EXERCISE AIM
Read the listing below and copy out every line that holds "name".

SUPPLIED INFORMATION
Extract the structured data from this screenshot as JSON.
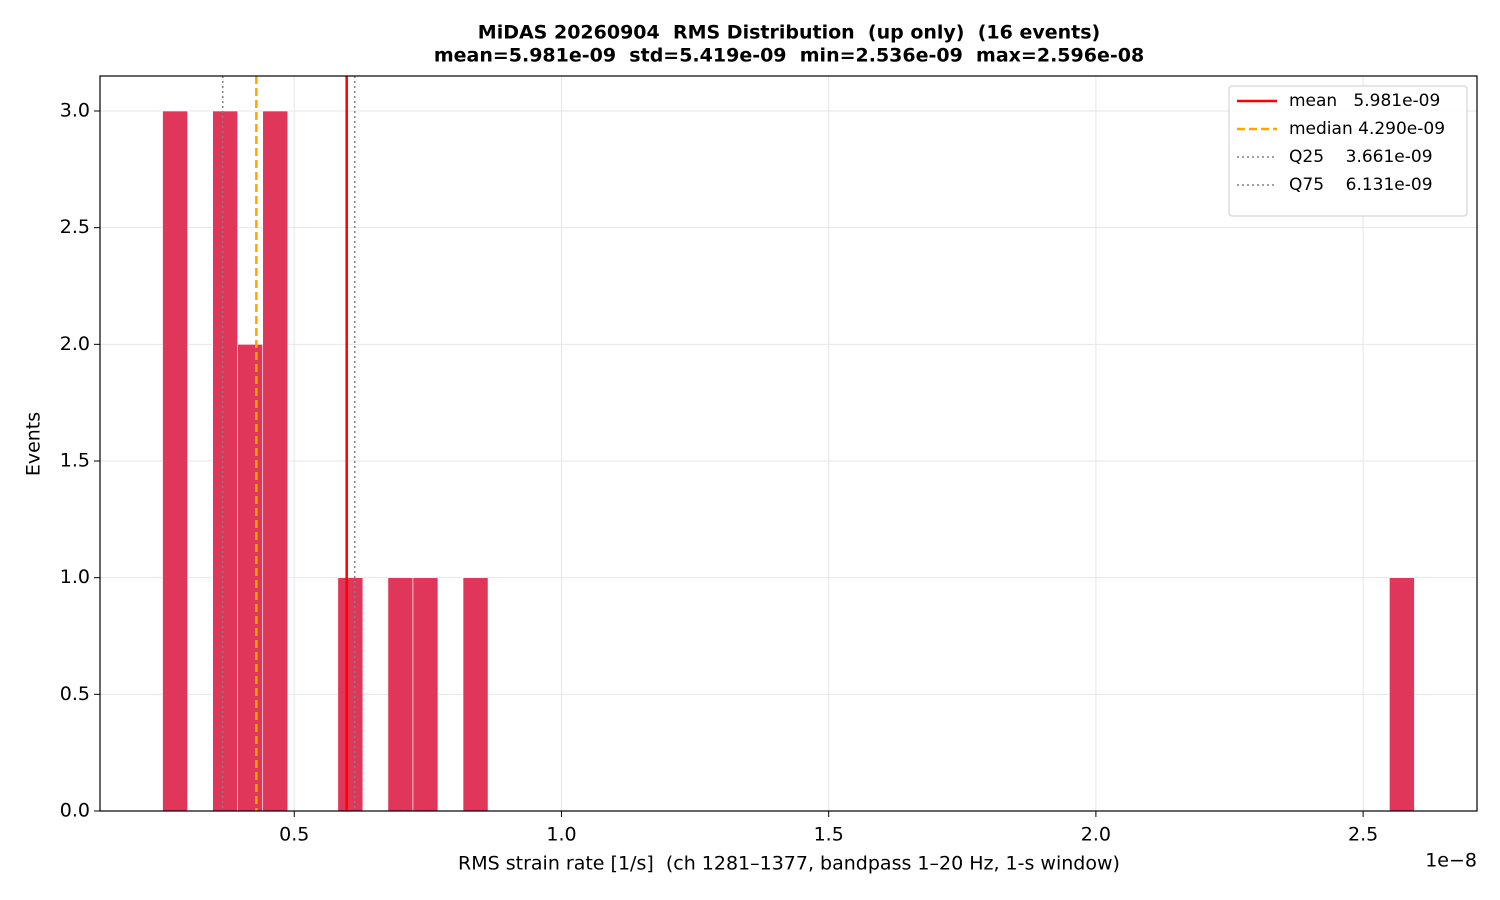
{
  "chart_data": {
    "type": "histogram",
    "title": "MiDAS 20260904  RMS Distribution  (up only)  (16 events)",
    "subtitle": "mean=5.981e-09  std=5.419e-09  min=2.536e-09  max=2.596e-08",
    "xlabel": "RMS strain rate [1/s]  (ch 1281–1377, bandpass 1–20 Hz, 1-s window)",
    "ylabel": "Events",
    "x_offset_label": "1e−8",
    "color": "#e0365a",
    "bins": [
      0.2536,
      0.300448,
      0.347296,
      0.394144,
      0.440992,
      0.48784,
      0.534688,
      0.581536,
      0.628384,
      0.675232,
      0.72208,
      0.768928,
      0.815776,
      0.862624,
      0.909472,
      0.95632,
      1.003168,
      1.050016,
      1.096864,
      1.143712,
      1.19056,
      1.237408,
      1.284256,
      1.331104,
      1.377952,
      1.4248,
      1.471648,
      1.518496,
      1.565344,
      1.612192,
      1.65904,
      1.705888,
      1.752736,
      1.799584,
      1.846432,
      1.89328,
      1.940128,
      1.986976,
      2.033824,
      2.080672,
      2.12752,
      2.174368,
      2.221216,
      2.268064,
      2.314912,
      2.36176,
      2.408608,
      2.455456,
      2.502304,
      2.549152,
      2.596
    ],
    "values": [
      3,
      0,
      3,
      2,
      3,
      0,
      0,
      1,
      0,
      1,
      1,
      0,
      1,
      0,
      0,
      0,
      0,
      0,
      0,
      0,
      0,
      0,
      0,
      0,
      0,
      0,
      0,
      0,
      0,
      0,
      0,
      0,
      0,
      0,
      0,
      0,
      0,
      0,
      0,
      0,
      0,
      0,
      0,
      0,
      0,
      0,
      0,
      0,
      0,
      1
    ],
    "lines": [
      {
        "name": "mean   5.981e-09",
        "value": 0.5981,
        "color": "#ff0000",
        "style": "solid"
      },
      {
        "name": "median 4.290e-09",
        "value": 0.429,
        "color": "#ffa500",
        "style": "dashed"
      },
      {
        "name": "Q25    3.661e-09",
        "value": 0.3661,
        "color": "#808080",
        "style": "dotted"
      },
      {
        "name": "Q75    6.131e-09",
        "value": 0.6131,
        "color": "#808080",
        "style": "dotted"
      }
    ],
    "xlim": [
      0.1365,
      2.7131
    ],
    "ylim": [
      0,
      3.15
    ],
    "xticks": [
      0.5,
      {
        "value": 1.0,
        "label": "1.0"
      },
      1.5,
      {
        "value": 2.0,
        "label": "2.0"
      },
      2.5
    ],
    "yticks": [
      {
        "value": 0,
        "label": "0.0"
      },
      0.5,
      {
        "value": 1.0,
        "label": "1.0"
      },
      1.5,
      {
        "value": 2.0,
        "label": "2.0"
      },
      2.5,
      {
        "value": 3.0,
        "label": "3.0"
      }
    ],
    "grid": true,
    "legend": "upper right"
  }
}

THE ANSWER
        "name": "mean   5.981e-09",
        "name": "median 4.290e-09",
        "name": "Q25    3.661e-09",
        "name": "Q75    6.131e-09",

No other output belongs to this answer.